**PROVIDED TEXT**
** START **

ORNL / cpp-proposals-pub

Collaborating on papers for the ISO C++ committee - public repo
26 stars 27 forks source link

subspan from current prototyping implementation is not compiling #62

Closed keryell closed 6 years ago

keryell commented 6 years ago

I am playing with the implementation from https://github.com/hcedwar/ornl-cpp-proposals-pub/blob/master/P0009/prototype/include/mdspan It works for me with mdspan but I cannot use subspan(). It is not trivial to understand why.

Here is the example from D0009r8 followed by an example from me.

#include <iostream>
#include <mdspan>

using namespace std::experimental::fundamentals_v3;

int main(int argc, char *argv[]) {
  /* Example from D0009r8 */
  // Create a mapping
  typedef extents<3,dynamic_extent,7> Extents3D;
  layout_right::template mapping<Extents3D> map_right(10);

  // Allocate a basic_mdspan
  int* ptr = new int[3*8*10];
  basic_mdspan<int,Extents3D,layout_right> a(ptr,map_right);

  // Initialize the span
  for(int i0=0; i0<a.extent(0); i0++)
    for(int i1=0; i1<a.extent(1); i1++)

** END **

**JOB A**
List every code comment in the issue thread's code.
**JOB B**
Format the listing as a numbered list, starting with the line containing "- data-point: [198, 95, 207, 104]" and going on through the line containing "- y-tick-label: -15: [45, 290, 65, 306]".
The issue thread and the listing come from unrelated sources.

**Element boundary records**

** START **

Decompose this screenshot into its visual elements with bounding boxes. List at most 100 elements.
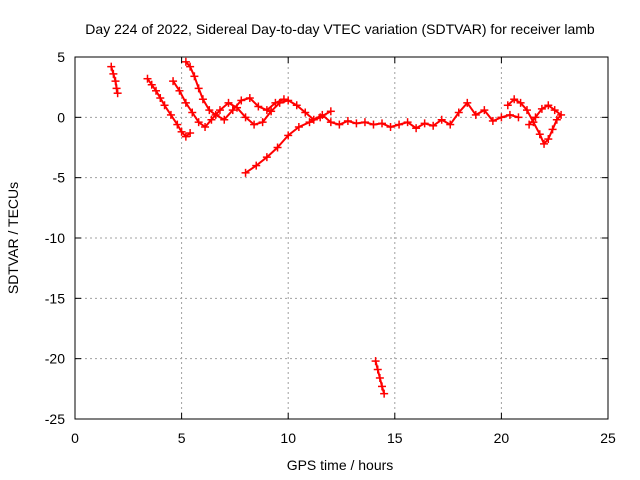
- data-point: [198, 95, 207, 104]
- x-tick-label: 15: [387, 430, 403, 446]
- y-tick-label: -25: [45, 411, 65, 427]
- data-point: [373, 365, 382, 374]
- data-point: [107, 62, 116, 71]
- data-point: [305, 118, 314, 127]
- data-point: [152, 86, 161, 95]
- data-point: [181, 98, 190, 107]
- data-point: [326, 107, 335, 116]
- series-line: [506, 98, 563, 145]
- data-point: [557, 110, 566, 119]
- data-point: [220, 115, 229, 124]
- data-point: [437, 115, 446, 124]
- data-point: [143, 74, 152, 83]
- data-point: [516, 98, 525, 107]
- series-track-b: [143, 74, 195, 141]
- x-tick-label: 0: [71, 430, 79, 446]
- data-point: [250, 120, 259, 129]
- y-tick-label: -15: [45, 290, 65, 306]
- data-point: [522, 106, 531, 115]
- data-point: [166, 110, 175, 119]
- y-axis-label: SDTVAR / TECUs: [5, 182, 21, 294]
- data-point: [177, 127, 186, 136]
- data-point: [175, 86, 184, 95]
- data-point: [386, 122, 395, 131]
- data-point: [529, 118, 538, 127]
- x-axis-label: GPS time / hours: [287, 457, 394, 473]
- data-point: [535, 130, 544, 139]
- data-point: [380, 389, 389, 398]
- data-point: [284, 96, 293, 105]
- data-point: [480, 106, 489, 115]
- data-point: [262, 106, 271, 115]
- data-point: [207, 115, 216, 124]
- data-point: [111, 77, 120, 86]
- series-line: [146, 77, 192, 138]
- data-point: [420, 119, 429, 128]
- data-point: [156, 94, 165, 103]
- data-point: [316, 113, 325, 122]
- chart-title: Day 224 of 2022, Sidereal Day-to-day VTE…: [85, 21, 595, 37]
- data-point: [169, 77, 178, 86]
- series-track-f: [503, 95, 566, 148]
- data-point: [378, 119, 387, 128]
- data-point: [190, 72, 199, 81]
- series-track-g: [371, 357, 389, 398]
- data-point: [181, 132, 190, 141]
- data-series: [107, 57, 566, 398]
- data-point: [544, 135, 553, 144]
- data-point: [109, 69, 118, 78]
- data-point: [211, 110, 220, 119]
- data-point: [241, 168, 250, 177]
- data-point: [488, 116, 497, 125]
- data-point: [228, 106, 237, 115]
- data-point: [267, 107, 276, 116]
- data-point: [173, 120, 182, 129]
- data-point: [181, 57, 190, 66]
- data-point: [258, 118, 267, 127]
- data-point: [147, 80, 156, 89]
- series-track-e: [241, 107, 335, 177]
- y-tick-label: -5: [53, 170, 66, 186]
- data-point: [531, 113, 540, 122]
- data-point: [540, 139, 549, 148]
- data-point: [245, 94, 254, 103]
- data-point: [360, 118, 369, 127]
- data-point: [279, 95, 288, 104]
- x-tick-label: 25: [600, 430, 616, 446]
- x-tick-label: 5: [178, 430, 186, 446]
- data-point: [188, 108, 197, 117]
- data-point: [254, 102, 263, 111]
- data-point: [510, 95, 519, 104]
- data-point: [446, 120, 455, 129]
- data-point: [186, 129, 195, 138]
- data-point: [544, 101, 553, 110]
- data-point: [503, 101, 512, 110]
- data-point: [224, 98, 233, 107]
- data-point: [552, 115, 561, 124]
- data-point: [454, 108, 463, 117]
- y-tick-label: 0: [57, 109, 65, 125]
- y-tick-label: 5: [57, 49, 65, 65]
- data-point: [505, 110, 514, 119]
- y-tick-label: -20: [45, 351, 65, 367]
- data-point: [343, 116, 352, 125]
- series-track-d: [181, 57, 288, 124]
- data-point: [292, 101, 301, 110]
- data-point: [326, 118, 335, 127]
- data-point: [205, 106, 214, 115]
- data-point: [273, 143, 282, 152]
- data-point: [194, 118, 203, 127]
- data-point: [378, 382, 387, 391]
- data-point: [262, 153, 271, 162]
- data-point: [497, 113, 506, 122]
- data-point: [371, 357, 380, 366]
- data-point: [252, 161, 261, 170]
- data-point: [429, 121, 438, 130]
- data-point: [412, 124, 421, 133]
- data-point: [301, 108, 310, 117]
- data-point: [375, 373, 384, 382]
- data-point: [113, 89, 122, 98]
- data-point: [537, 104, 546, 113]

** END **
** START **

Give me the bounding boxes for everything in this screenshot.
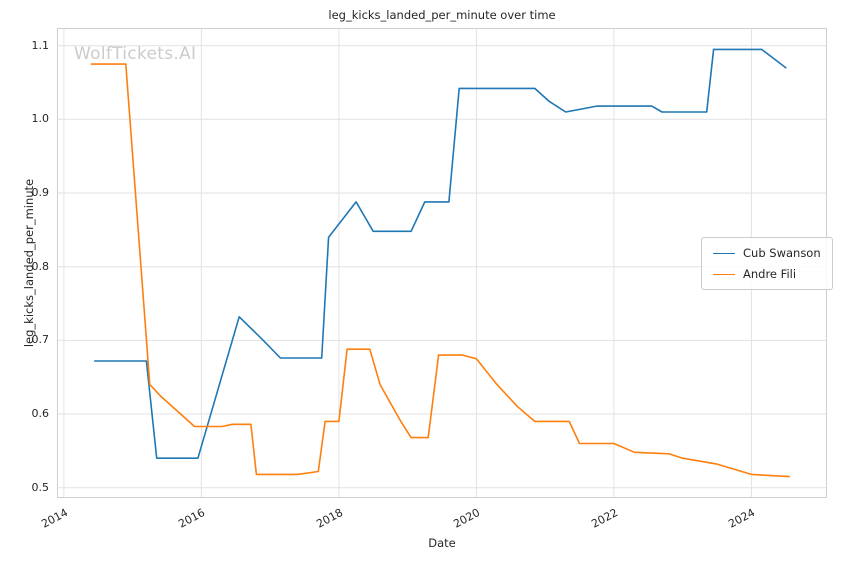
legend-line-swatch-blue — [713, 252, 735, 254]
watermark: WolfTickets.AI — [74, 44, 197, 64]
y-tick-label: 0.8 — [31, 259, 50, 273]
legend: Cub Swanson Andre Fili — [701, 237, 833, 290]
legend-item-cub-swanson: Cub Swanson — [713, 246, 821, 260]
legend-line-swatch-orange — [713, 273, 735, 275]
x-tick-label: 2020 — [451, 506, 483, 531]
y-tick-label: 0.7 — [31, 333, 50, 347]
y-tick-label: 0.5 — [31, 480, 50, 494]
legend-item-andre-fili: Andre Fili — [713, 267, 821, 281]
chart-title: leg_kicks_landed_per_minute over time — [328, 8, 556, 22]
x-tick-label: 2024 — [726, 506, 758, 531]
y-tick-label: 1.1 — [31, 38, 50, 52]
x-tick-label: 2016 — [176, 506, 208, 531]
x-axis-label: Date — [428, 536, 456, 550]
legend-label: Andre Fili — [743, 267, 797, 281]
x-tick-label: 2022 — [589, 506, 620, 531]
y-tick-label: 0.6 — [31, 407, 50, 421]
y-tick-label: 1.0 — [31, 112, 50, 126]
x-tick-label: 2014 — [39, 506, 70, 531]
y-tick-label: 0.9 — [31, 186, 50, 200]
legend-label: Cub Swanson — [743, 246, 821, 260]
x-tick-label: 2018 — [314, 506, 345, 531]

** END **

**ANSWER A**
- Example from D0009r8
- Create a mapping
- Allocate a basic_mdspan
- Initialize the span

**ANSWER B**
1. - data-point: [198, 95, 207, 104]
2. - x-tick-label: 15: [387, 430, 403, 446]
3. - y-tick-label: -25: [45, 411, 65, 427]
4. - data-point: [373, 365, 382, 374]
5. - data-point: [107, 62, 116, 71]
6. - data-point: [305, 118, 314, 127]
7. - data-point: [152, 86, 161, 95]
8. - data-point: [181, 98, 190, 107]
9. - data-point: [326, 107, 335, 116]
10. - series-line: [506, 98, 563, 145]
11. - data-point: [557, 110, 566, 119]
12. - data-point: [220, 115, 229, 124]
13. - data-point: [437, 115, 446, 124]
14. - data-point: [143, 74, 152, 83]
15. - data-point: [516, 98, 525, 107]
16. - series-track-b: [143, 74, 195, 141]
17. - x-tick-label: 0: [71, 430, 79, 446]
18. - data-point: [250, 120, 259, 129]
19. - y-tick-label: -15: [45, 290, 65, 306]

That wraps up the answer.